Genova, a causa delle sue caratteristiche demografiche, vive in modo 
particolare questa situazione. 
A differenza degli anni ‘80, quando si assisteva ad una immigrazione 
costituita per lo più da uomini adulti soli provenienti dall’Africa, oggi la città 
si trova di fronte ad una presenza stimata in oltre 40.000 immigrati 
rappresentati in larga parte da famiglie, con migliaia di minori che stanno 
ripopolando le scuole genovesi. 
La prima comunità nazionale a Genova, e quella che rappresenta 
meglio questo tipo di nuova immigrazione, è quella ecuadoriana, 
proveniente in gran parte dalla zona di Guayaquil. 
In queste pagine si è cercato di ricostruire le ragioni storiche di 
questo fenomeno, indagando i tradizionali rapporti tra Genova e Guayaquil, 
e di fotografare, con l’aiuto di un questionario effettuato a 300 ecuadoriani 
residenti a Genova, le caratteristiche di questa immigrazione.

* **DATI FORNITI**
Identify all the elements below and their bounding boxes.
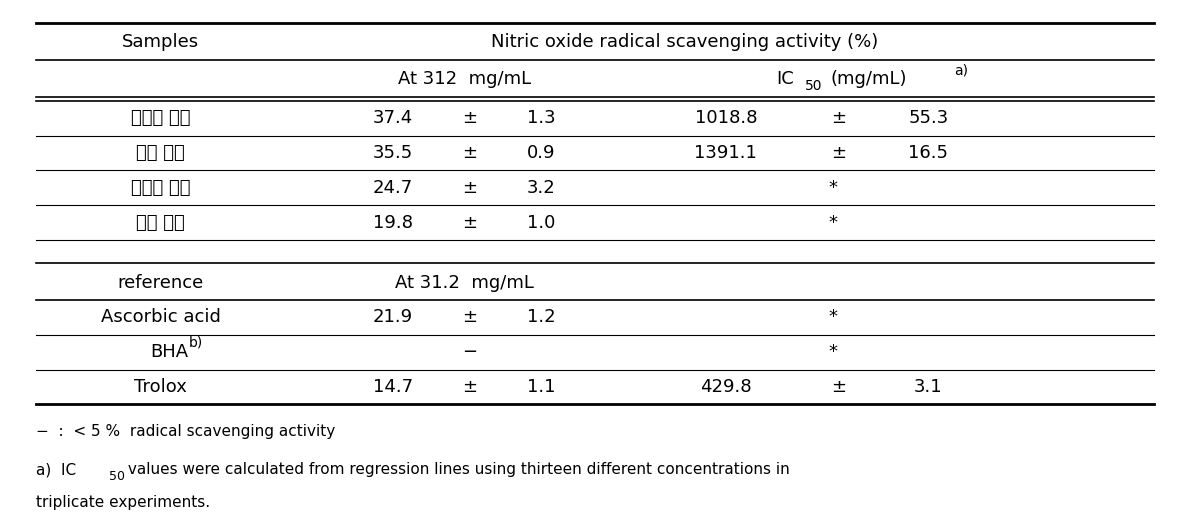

* **QUESITO A**
Rispondi alle seguenti domande sul testo dedicato all'immigrazione a Genova.
(i) Da chi era costituita per lo più l'immigrazione negli anni '80?
(ii) Da quale zona proviene in gran parte la comunità ecuadoriana?
(iii) A quanti ecuadoriani residenti a Genova è stato sottoposto il questionario?
* **QUESITO B**
Porta avanti il testo sull'immigrazione a Genova, riprendendo subito dopo la sua ultima frase.

* **RISPOSTA SCRITTA A**
(i) Da uomini adulti soli provenienti dall'Africa.
(ii) Dalla zona di Guayaquil.
(iii) A 300 ecuadoriani.

* **RISPOSTA SCRITTA B**
La rilevazione dei dati - anagrafici (età, genere, zona di provenienza), 
culturali (titoli di studio, frequenza universitaria), sociali (condizione di 
regolarità, tempi di permanenza in Italia, professione di provenienza e 
attuale situazione lavorativa in Italia) - mi ha permesso di tratteggiare una 
figura di immigrato che ha confermato quelle che erano le mie impressioni 
soggettive, derivanti da un lavoro di anni a contatto con lavoratori 
immigrati, e che ci ha suggerito le conclusioni che esponiamo nelle ultime 
pagine.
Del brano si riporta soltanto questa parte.